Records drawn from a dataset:
↓

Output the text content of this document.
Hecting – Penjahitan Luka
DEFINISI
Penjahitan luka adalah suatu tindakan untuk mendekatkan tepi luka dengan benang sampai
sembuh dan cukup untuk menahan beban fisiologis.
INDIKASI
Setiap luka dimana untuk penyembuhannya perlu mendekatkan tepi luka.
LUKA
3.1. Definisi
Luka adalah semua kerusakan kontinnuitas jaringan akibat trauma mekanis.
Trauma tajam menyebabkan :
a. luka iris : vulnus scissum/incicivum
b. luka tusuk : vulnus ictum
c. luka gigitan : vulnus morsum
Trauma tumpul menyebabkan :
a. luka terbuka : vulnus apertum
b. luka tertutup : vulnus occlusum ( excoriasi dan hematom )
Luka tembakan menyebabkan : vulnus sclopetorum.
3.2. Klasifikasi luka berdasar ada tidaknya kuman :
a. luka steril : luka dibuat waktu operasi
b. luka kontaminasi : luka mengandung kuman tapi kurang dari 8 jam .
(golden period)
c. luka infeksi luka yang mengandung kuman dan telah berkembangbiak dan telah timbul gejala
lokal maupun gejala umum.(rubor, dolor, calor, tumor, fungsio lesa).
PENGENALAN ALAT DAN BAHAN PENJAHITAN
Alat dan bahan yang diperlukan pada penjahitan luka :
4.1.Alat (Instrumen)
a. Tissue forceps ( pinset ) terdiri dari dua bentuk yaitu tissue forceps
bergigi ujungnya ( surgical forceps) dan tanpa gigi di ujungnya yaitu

↑

Task prompt.
Please retype the data, matching it exactly.

Response area.
Output the text content of this document.
Hecting – Penjahitan Luka
DEFINISI
Penjahitan luka adalah suatu tindakan untuk mendekatkan tepi luka dengan benang sampai
sembuh dan cukup untuk menahan beban fisiologis.
INDIKASI
Setiap luka dimana untuk penyembuhannya perlu mendekatkan tepi luka.
LUKA
3.1. Definisi
Luka adalah semua kerusakan kontinnuitas jaringan akibat trauma mekanis.
Trauma tajam menyebabkan :
a. luka iris : vulnus scissum/incicivum
b. luka tusuk : vulnus ictum
c. luka gigitan : vulnus morsum
Trauma tumpul menyebabkan :
a. luka terbuka : vulnus apertum
b. luka tertutup : vulnus occlusum ( excoriasi dan hematom )
Luka tembakan menyebabkan : vulnus sclopetorum.
3.2. Klasifikasi luka berdasar ada tidaknya kuman :
a. luka steril : luka dibuat waktu operasi
b. luka kontaminasi : luka mengandung kuman tapi kurang dari 8 jam .
(golden period)
c. luka infeksi luka yang mengandung kuman dan telah berkembangbiak dan telah timbul gejala
lokal maupun gejala umum.(rubor, dolor, calor, tumor, fungsio lesa).
PENGENALAN ALAT DAN BAHAN PENJAHITAN
Alat dan bahan yang diperlukan pada penjahitan luka :
4.1.Alat (Instrumen)
a. Tissue forceps ( pinset ) terdiri dari dua bentuk yaitu tissue forceps
bergigi ujungnya ( surgical forceps) dan tanpa gigi di ujungnya yaitu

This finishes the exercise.